### [SHORT EXERCISE]
Rewrite each line of the listing below as one string in a JSON list, leaving out any blank lines.
:: THE DATA
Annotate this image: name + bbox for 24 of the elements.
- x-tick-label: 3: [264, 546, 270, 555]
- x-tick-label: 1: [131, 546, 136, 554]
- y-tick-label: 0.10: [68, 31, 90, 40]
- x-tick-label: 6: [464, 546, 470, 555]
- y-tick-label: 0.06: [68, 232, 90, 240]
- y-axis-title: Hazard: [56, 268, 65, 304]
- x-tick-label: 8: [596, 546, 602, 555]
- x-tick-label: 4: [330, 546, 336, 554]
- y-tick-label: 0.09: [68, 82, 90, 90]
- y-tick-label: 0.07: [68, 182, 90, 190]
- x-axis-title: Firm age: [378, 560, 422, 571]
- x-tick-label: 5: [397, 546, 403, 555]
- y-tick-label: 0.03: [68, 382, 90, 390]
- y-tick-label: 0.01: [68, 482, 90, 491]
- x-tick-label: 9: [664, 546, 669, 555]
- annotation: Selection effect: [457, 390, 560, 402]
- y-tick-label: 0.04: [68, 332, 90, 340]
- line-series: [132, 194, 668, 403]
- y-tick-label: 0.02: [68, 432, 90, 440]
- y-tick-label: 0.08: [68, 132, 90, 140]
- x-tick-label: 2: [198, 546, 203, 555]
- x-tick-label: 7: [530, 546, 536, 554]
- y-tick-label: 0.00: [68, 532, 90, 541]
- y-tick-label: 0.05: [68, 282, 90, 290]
::::
### [FINISHED EXERCISE]
[
  "Annotate this image: name + bbox for 24 of the elements.",
  "- x-tick-label: 3: [264, 546, 270, 555]",
  "- x-tick-label: 1: [131, 546, 136, 554]",
  "- y-tick-label: 0.10: [68, 31, 90, 40]",
  "- x-tick-label: 6: [464, 546, 470, 555]",
  "- y-tick-label: 0.06: [68, 232, 90, 240]",
  "- y-axis-title: Hazard: [56, 268, 65, 304]",
  "- x-tick-label: 8: [596, 546, 602, 555]",
  "- x-tick-label: 4: [330, 546, 336, 554]",
  "- y-tick-label: 0.09: [68, 82, 90, 90]",
  "- y-tick-label: 0.07: [68, 182, 90, 190]",
  "- x-axis-title: Firm age: [378, 560, 422, 571]",
  "- x-tick-label: 5: [397, 546, 403, 555]",
  "- y-tick-label: 0.03: [68, 382, 90, 390]",
  "- y-tick-label: 0.01: [68, 482, 90, 491]",
  "- x-tick-label: 9: [664, 546, 669, 555]",
  "- annotation: Selection effect: [457, 390, 560, 402]",
  "- y-tick-label: 0.04: [68, 332, 90, 340]",
  "- line-series: [132, 194, 668, 403]",
  "- y-tick-label: 0.02: [68, 432, 90, 440]",
  "- y-tick-label: 0.08: [68, 132, 90, 140]",
  "- x-tick-label: 2: [198, 546, 203, 555]",
  "- x-tick-label: 7: [530, 546, 536, 554]",
  "- y-tick-label: 0.00: [68, 532, 90, 541]",
  "- y-tick-label: 0.05: [68, 282, 90, 290]"
]